Problem statement:
Reproduce each line exactly, including spacing and punctuation.
>> Begin Given records
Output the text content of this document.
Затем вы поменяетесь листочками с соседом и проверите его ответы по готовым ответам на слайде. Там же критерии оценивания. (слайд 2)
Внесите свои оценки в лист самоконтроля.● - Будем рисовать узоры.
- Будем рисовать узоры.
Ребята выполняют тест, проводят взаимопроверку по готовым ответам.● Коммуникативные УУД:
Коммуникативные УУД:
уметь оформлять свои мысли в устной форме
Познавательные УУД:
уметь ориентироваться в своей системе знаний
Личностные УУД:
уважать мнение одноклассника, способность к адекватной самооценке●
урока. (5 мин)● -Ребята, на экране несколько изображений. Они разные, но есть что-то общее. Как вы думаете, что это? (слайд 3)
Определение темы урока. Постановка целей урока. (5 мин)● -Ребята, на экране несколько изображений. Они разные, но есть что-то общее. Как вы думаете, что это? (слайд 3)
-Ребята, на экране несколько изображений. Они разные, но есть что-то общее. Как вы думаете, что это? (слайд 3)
>> End Given records
Finished exercise:
Output the text content of this document.
Затем вы поменяетесь листочками с соседом и проверите его ответы по готовым ответам на слайде. Там же критерии оценивания. (слайд 2)
Внесите свои оценки в лист самоконтроля.● - Будем рисовать узоры.
- Будем рисовать узоры.
Ребята выполняют тест, проводят взаимопроверку по готовым ответам.● Коммуникативные УУД:
Коммуникативные УУД:
уметь оформлять свои мысли в устной форме
Познавательные УУД:
уметь ориентироваться в своей системе знаний
Личностные УУД:
уважать мнение одноклассника, способность к адекватной самооценке●
урока. (5 мин)● -Ребята, на экране несколько изображений. Они разные, но есть что-то общее. Как вы думаете, что это? (слайд 3)
Определение темы урока. Постановка целей урока. (5 мин)● -Ребята, на экране несколько изображений. Они разные, но есть что-то общее. Как вы думаете, что это? (слайд 3)
-Ребята, на экране несколько изображений. Они разные, но есть что-то общее. Как вы думаете, что это? (слайд 3)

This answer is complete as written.